The request => Write only the number of lines holding the string "JSON".
>> begin The input
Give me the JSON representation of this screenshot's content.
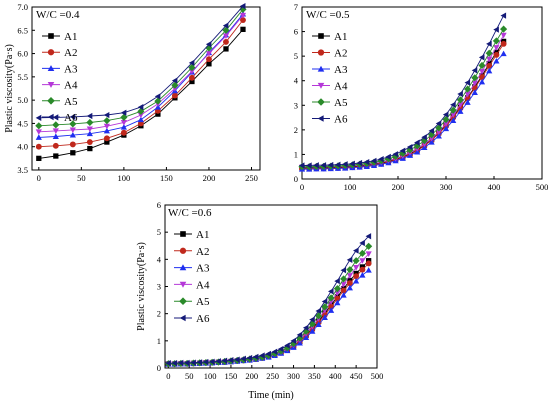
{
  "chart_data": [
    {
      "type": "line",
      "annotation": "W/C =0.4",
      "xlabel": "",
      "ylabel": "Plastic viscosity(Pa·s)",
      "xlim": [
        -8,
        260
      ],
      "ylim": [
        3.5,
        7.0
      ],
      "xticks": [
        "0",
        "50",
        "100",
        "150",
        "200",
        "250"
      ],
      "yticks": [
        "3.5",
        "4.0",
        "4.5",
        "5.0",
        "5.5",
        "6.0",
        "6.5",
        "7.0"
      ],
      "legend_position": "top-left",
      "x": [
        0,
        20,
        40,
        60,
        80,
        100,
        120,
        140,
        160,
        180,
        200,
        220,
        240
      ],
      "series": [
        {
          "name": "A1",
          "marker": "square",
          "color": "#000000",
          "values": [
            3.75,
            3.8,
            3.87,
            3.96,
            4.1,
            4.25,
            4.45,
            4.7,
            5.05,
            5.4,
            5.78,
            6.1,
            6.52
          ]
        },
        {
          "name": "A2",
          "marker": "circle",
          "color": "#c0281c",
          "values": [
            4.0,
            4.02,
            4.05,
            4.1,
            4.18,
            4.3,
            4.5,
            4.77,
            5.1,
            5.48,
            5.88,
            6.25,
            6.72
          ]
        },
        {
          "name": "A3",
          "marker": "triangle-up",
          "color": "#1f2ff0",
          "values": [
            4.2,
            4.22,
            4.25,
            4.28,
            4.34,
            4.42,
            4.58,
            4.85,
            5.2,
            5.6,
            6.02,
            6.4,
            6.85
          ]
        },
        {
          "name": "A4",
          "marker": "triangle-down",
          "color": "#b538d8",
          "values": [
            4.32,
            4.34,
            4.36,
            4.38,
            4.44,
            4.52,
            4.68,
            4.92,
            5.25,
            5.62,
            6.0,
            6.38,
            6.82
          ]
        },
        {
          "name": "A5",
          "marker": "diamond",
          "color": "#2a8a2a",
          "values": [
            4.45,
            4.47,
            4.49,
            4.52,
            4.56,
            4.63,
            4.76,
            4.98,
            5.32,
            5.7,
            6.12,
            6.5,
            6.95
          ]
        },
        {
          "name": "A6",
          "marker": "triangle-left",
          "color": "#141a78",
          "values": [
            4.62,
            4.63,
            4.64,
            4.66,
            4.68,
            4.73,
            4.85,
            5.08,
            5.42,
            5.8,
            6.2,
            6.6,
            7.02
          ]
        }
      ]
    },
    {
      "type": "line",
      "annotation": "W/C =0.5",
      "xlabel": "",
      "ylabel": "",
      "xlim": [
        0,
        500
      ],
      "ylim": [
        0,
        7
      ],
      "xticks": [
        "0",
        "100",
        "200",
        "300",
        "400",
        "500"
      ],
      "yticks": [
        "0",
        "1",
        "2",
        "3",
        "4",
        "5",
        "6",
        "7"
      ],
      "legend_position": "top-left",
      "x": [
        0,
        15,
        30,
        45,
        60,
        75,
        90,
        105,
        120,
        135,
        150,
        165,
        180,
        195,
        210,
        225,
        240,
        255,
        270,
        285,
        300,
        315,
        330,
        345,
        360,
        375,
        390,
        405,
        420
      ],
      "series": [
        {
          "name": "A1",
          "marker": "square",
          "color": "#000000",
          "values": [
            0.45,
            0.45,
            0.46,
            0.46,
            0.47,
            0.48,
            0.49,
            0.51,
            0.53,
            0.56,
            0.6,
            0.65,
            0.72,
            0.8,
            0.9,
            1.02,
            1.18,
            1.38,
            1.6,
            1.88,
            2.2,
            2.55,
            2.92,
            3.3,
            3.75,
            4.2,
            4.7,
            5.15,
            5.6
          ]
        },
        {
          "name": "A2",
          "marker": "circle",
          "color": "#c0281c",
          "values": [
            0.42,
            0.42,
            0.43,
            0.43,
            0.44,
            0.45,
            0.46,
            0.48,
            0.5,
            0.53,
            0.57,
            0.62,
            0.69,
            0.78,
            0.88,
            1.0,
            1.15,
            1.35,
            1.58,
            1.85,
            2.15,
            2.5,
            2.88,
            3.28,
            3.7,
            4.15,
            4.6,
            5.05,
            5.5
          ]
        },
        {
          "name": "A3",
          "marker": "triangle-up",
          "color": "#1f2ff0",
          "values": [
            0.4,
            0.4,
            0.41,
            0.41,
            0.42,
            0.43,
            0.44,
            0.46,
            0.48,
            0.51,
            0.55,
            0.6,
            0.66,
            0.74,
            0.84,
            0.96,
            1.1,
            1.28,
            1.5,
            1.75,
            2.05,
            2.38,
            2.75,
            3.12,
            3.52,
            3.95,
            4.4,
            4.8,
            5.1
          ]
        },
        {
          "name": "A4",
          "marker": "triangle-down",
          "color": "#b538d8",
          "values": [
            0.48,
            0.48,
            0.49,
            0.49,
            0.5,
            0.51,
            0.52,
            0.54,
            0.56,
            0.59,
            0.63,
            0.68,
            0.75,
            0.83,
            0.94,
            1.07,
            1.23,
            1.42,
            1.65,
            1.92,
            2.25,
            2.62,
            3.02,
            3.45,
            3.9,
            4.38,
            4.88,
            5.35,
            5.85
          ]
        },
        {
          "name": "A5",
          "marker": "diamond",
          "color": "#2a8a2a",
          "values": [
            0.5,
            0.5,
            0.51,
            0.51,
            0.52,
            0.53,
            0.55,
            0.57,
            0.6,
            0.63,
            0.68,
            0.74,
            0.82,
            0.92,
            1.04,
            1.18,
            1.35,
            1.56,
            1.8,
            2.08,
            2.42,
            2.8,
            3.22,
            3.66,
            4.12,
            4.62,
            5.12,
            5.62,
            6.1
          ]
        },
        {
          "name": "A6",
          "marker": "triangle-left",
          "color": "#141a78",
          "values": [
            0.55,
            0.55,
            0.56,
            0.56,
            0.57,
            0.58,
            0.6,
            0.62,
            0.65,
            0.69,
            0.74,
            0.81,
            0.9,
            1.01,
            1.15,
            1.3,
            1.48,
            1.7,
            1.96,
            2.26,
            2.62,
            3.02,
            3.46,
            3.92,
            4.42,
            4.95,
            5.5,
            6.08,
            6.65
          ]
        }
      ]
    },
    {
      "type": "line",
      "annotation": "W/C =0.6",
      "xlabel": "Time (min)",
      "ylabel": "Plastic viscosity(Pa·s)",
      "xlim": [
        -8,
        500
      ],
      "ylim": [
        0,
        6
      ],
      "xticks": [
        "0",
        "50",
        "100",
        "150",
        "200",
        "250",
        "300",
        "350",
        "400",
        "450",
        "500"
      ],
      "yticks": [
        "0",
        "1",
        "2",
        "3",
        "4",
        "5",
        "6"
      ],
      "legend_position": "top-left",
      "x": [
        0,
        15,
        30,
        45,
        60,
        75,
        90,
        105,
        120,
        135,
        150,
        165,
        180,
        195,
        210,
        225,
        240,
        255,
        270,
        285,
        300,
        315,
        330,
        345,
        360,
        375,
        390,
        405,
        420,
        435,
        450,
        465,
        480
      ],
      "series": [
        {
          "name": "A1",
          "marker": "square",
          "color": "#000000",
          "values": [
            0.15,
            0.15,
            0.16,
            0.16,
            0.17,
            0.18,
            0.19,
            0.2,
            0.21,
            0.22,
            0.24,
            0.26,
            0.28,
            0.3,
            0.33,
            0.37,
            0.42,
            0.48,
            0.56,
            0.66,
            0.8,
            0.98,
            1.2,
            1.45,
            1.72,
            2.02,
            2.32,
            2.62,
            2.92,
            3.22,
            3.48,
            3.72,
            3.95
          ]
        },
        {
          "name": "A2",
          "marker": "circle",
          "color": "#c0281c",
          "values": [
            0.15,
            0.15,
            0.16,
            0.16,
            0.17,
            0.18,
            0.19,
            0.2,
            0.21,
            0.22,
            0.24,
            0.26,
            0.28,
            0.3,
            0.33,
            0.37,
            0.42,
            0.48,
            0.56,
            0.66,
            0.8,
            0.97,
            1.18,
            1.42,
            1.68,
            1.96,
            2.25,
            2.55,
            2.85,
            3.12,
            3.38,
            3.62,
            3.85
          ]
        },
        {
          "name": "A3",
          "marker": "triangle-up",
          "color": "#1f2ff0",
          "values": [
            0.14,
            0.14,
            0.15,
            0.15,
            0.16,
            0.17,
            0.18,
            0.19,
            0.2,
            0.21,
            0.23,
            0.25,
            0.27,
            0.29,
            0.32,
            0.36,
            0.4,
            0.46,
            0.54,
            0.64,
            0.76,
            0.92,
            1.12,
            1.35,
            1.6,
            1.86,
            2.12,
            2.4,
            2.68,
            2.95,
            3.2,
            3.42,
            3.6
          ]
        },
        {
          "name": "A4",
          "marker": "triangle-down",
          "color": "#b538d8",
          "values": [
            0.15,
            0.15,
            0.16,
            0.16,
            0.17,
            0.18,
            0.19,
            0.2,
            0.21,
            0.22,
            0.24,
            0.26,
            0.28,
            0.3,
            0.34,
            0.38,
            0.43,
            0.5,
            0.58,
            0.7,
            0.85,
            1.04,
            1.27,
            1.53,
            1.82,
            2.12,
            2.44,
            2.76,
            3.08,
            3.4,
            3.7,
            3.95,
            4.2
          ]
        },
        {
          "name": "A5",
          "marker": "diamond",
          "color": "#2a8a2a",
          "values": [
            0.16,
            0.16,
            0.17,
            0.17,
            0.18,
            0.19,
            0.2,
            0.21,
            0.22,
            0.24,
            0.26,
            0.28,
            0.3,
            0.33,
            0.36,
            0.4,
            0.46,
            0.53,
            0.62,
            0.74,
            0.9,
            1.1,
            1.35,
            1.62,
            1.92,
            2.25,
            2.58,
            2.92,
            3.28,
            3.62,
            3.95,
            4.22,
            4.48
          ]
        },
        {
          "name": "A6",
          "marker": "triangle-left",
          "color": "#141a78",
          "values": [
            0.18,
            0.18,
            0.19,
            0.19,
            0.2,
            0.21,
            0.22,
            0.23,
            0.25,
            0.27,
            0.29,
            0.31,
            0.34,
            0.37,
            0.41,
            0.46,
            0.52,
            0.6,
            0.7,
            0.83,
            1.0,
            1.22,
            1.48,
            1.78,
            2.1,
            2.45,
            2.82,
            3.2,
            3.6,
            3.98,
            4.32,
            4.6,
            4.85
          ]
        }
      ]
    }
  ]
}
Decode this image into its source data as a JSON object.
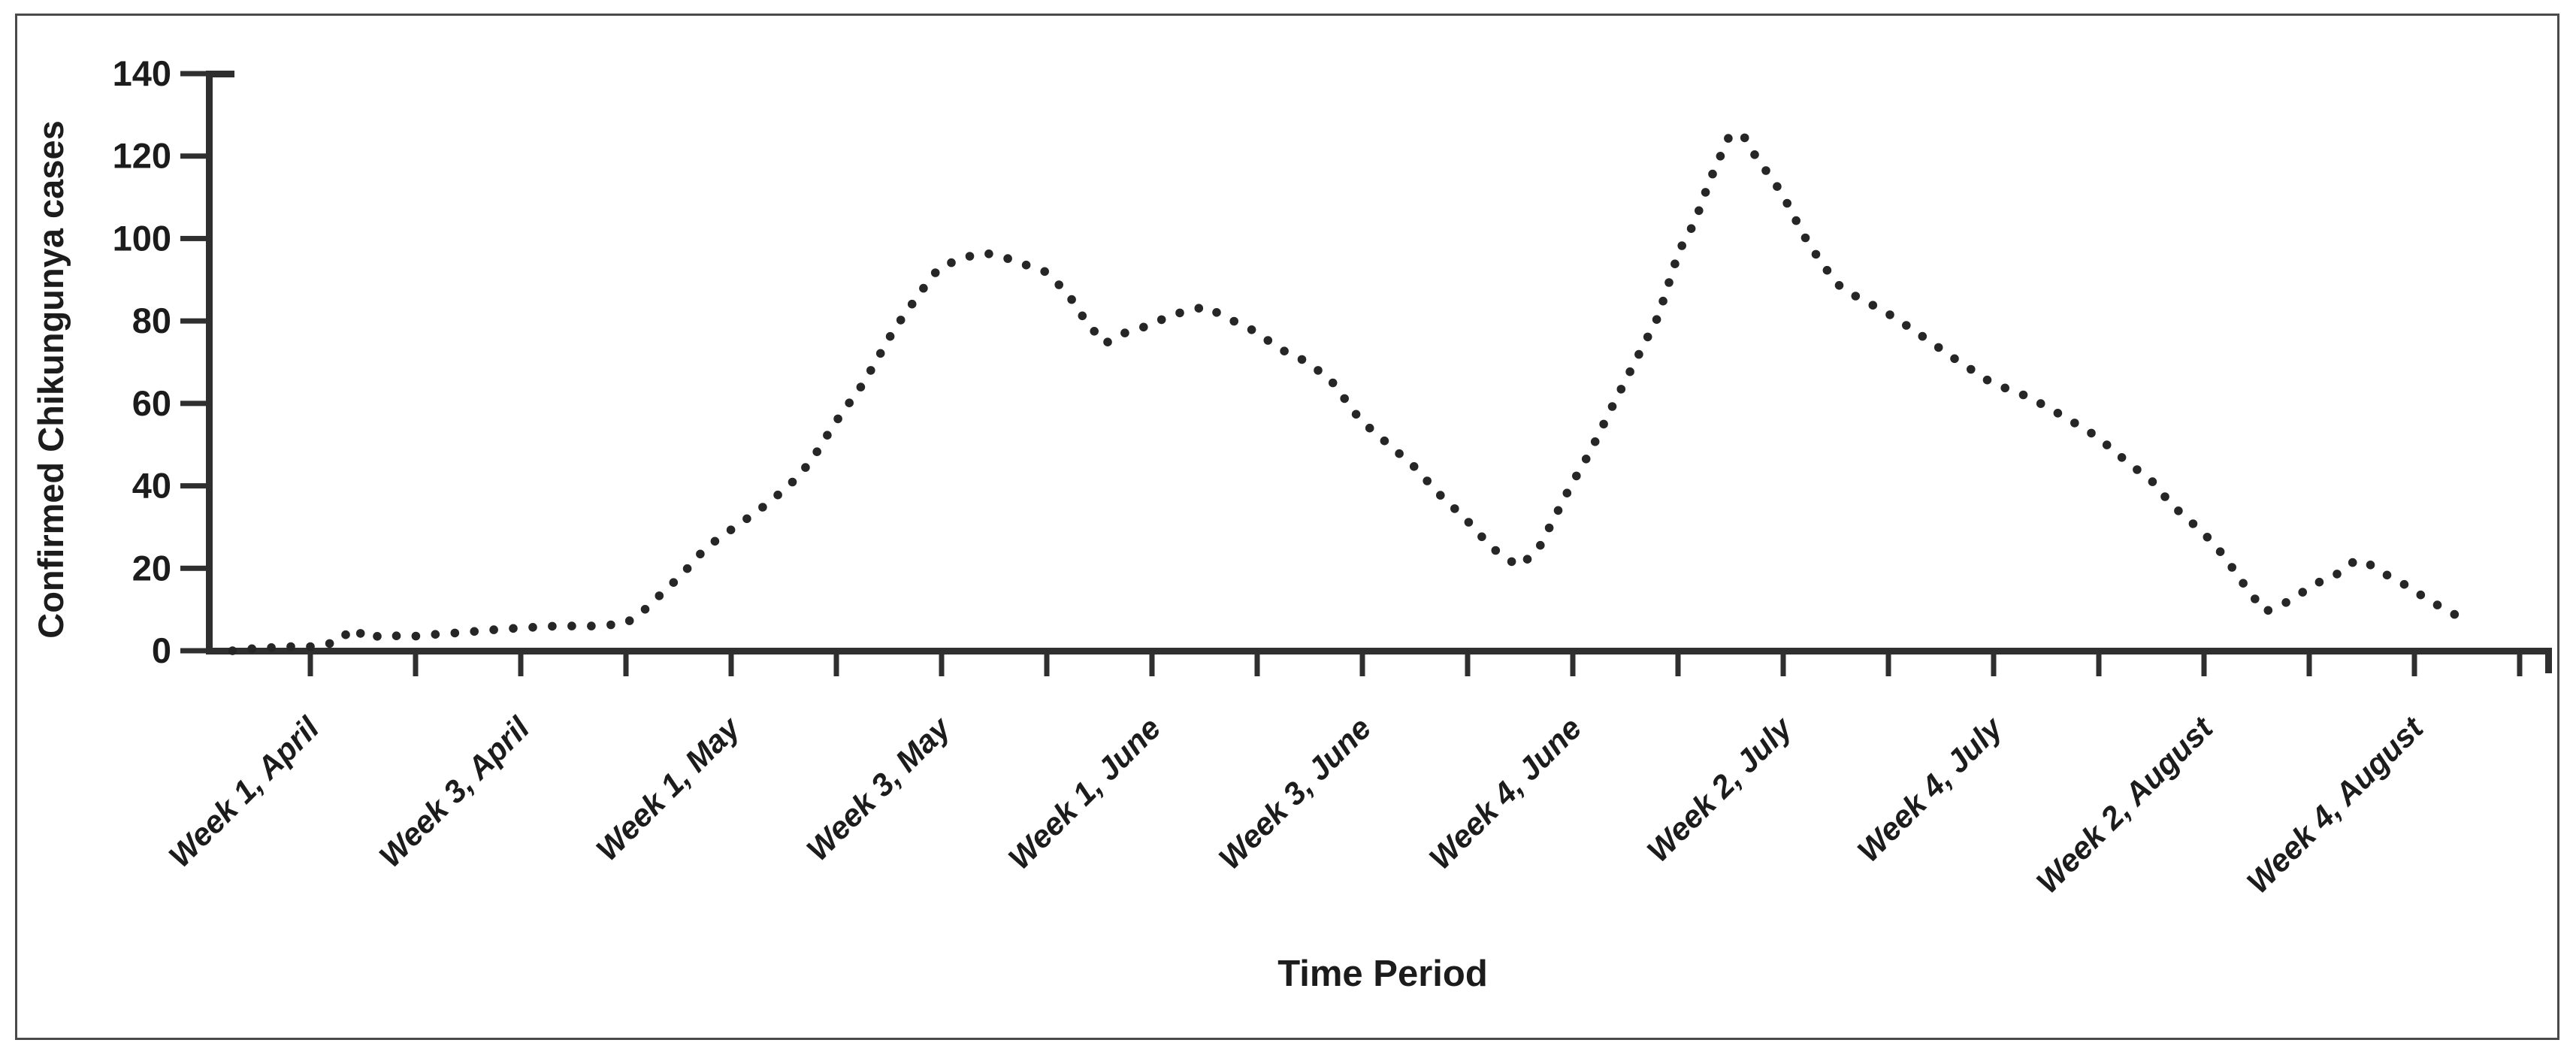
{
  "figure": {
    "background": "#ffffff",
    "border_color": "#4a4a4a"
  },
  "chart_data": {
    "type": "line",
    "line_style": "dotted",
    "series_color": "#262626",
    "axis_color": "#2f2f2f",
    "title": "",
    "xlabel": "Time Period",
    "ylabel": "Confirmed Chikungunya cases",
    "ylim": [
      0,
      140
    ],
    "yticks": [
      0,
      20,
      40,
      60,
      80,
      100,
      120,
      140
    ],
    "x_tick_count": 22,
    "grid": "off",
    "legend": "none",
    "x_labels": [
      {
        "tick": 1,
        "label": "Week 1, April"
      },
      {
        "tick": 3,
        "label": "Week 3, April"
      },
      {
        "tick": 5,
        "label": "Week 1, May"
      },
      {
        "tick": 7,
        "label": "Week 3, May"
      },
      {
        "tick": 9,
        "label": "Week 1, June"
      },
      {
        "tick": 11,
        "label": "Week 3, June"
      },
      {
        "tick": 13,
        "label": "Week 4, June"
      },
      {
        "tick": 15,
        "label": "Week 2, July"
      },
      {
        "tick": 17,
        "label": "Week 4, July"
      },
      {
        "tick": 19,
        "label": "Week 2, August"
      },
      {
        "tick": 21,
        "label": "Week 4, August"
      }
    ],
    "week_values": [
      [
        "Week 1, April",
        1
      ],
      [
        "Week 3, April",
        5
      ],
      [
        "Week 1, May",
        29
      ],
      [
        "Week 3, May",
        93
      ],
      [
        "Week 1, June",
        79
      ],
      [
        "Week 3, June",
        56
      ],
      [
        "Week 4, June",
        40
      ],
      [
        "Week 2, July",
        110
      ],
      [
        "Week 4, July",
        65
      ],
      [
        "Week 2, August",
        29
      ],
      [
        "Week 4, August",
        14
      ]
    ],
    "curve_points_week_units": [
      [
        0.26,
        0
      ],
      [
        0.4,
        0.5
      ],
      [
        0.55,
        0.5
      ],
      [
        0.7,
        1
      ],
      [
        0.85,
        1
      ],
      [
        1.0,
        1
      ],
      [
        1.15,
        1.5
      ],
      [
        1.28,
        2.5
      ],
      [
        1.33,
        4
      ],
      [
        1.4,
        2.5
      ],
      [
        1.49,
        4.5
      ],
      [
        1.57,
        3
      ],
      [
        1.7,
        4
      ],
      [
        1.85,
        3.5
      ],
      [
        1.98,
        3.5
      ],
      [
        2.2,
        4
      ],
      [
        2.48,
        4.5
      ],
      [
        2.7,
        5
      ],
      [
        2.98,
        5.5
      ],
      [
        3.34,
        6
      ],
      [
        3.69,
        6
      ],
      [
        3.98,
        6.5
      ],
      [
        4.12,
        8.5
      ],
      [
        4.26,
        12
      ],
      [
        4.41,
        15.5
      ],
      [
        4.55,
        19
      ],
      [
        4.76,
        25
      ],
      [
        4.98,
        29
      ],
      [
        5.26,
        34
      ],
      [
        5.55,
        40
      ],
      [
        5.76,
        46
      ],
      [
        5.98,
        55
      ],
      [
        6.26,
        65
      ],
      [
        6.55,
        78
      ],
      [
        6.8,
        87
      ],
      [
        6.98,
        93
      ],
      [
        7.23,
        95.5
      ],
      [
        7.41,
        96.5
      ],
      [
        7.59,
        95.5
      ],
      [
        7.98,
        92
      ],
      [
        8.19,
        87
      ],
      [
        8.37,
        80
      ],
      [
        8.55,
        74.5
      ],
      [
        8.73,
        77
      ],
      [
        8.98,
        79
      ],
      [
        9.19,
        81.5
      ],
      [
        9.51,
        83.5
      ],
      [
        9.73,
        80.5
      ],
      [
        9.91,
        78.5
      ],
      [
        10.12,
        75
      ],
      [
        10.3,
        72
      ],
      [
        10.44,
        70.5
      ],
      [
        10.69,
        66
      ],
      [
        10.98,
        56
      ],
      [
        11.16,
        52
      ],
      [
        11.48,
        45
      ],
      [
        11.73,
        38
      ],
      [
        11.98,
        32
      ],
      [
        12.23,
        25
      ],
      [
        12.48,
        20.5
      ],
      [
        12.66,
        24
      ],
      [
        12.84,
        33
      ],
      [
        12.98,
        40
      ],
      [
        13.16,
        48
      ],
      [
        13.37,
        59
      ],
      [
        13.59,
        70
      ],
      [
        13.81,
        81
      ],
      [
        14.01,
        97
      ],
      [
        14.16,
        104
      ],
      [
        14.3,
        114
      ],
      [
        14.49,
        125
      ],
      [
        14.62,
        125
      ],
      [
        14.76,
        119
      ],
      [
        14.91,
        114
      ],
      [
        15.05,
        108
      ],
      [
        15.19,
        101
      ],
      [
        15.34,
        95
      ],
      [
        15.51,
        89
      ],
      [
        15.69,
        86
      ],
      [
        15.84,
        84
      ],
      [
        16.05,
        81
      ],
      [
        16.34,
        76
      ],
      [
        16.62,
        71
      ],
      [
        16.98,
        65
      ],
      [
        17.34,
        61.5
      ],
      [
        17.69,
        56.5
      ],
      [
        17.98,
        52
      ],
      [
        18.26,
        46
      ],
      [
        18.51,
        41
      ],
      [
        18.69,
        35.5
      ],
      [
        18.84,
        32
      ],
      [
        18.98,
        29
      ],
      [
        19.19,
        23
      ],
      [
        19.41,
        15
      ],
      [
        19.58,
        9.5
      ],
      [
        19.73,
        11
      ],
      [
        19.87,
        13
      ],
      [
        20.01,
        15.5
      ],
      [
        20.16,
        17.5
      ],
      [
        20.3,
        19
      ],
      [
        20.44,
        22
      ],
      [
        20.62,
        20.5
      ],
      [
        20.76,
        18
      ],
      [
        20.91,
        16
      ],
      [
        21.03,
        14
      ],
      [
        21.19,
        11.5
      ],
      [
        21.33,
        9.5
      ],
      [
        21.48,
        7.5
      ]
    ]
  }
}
>> end The input
Expected answer => 2